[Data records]
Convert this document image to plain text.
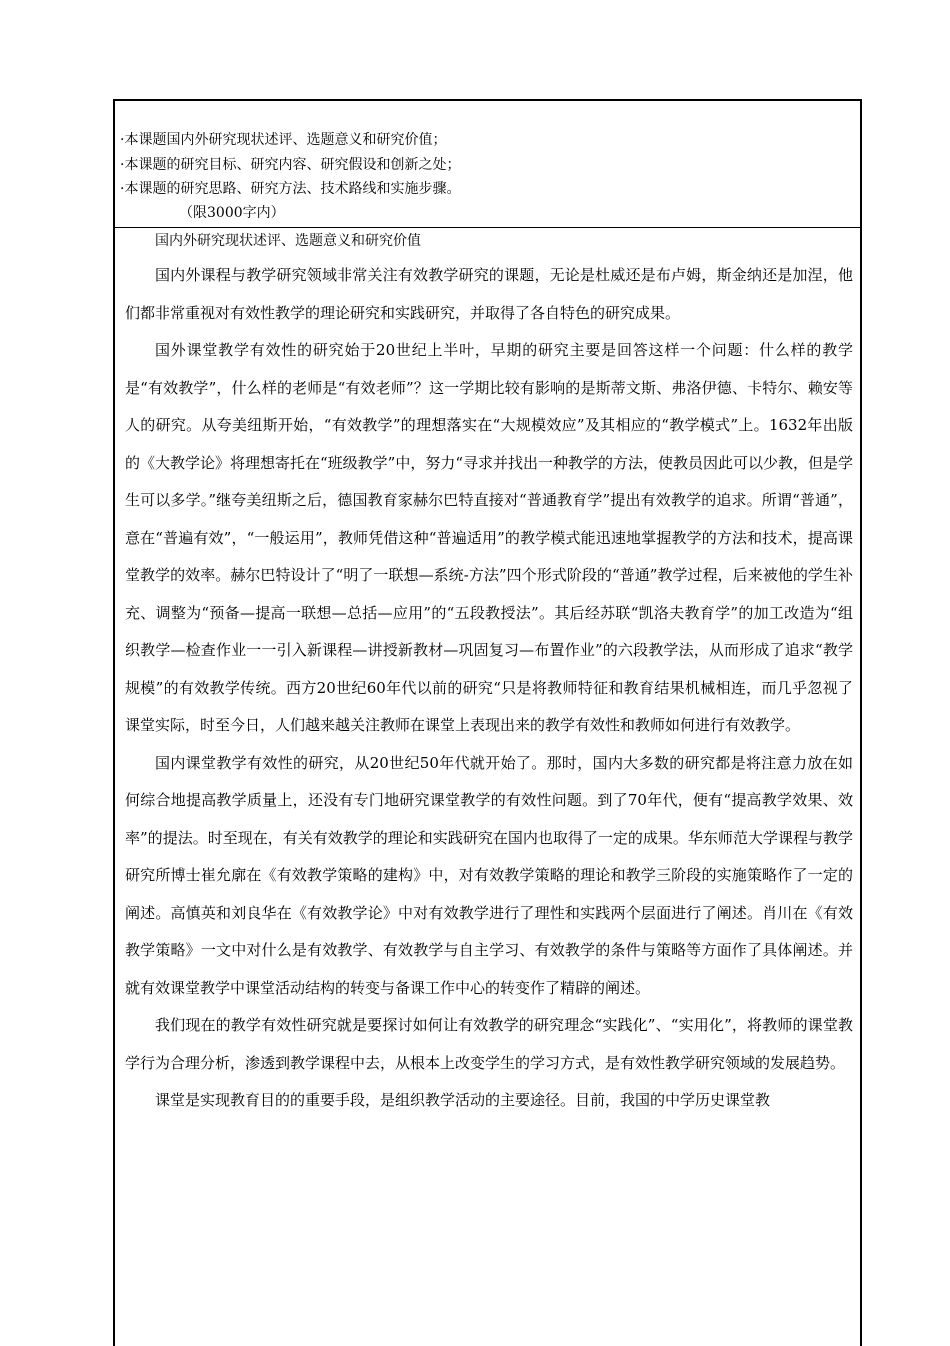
·本课题国内外研究现状述评、选题意义和研究价值；
·本课题的研究目标、研究内容、研究假设和创新之处；
·本课题的研究思路、研究方法、技术路线和实施步骤。
（限3000字内）

国内外研究现状述评、选题意义和研究价值

国内外课程与教学研究领域非常关注有效教学研究的课题，无论是杜威还是布卢姆，斯金纳还是加涅，他们都非常重视对有效性教学的理论研究和实践研究，并取得了各自特色的研究成果。

国外课堂教学有效性的研究始于20世纪上半叶，早期的研究主要是回答这样一个问题：什么样的教学是“有效教学”，什么样的老师是“有效老师”？这一学期比较有影响的是斯蒂文斯、弗洛伊德、卡特尔、赖安等人的研究。从夸美纽斯开始，“有效教学”的理想落实在“大规模效应”及其相应的“教学模式”上。1632年出版的《大教学论》将理想寄托在“班级教学”中，努力“寻求并找出一种教学的方法，使教员因此可以少教，但是学生可以多学。”继夸美纽斯之后，德国教育家赫尔巴特直接对“普通教育学”提出有效教学的追求。所谓“普通”，意在“普遍有效”，“一般运用”，教师凭借这种“普遍适用”的教学模式能迅速地掌握教学的方法和技术，提高课堂教学的效率。赫尔巴特设计了“明了一联想—系统-方法”四个形式阶段的“普通”教学过程，后来被他的学生补充、调整为“预备—提高一联想—总括—应用”的“五段教授法”。其后经苏联“凯洛夫教育学”的加工改造为“组织教学—检查作业一一引入新课程—讲授新教材—巩固复习—布置作业”的六段教学法，从而形成了追求“教学规模”的有效教学传统。西方20世纪60年代以前的研究“只是将教师特征和教育结果机械相连，而几乎忽视了课堂实际，时至今日，人们越来越关注教师在课堂上表现出来的教学有效性和教师如何进行有效教学。

国内课堂教学有效性的研究，从20世纪50年代就开始了。那时，国内大多数的研究都是将注意力放在如何综合地提高教学质量上，还没有专门地研究课堂教学的有效性问题。到了70年代，便有“提高教学效果、效率”的提法。时至现在，有关有效教学的理论和实践研究在国内也取得了一定的成果。华东师范大学课程与教学研究所博士崔允廓在《有效教学策略的建构》中，对有效教学策略的理论和教学三阶段的实施策略作了一定的阐述。高慎英和刘良华在《有效教学论》中对有效教学进行了理性和实践两个层面进行了阐述。肖川在《有效教学策略》一文中对什么是有效教学、有效教学与自主学习、有效教学的条件与策略等方面作了具体阐述。并就有效课堂教学中课堂活动结构的转变与备课工作中心的转变作了精辟的阐述。

我们现在的教学有效性研究就是要探讨如何让有效教学的研究理念“实践化”、“实用化”，将教师的课堂教学行为合理分析，渗透到教学课程中去，从根本上改变学生的学习方式，是有效性教学研究领域的发展趋势。

课堂是实现教育目的的重要手段，是组织教学活动的主要途径。目前，我国的中学历史课堂教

◆ DIRECTIONS FOR THIS TASK:
Copy out each line in the preceding records that contains "选题意义和研究价值".

◆ THE ANSWER:
·本课题国内外研究现状述评、选题意义和研究价值；
国内外研究现状述评、选题意义和研究价值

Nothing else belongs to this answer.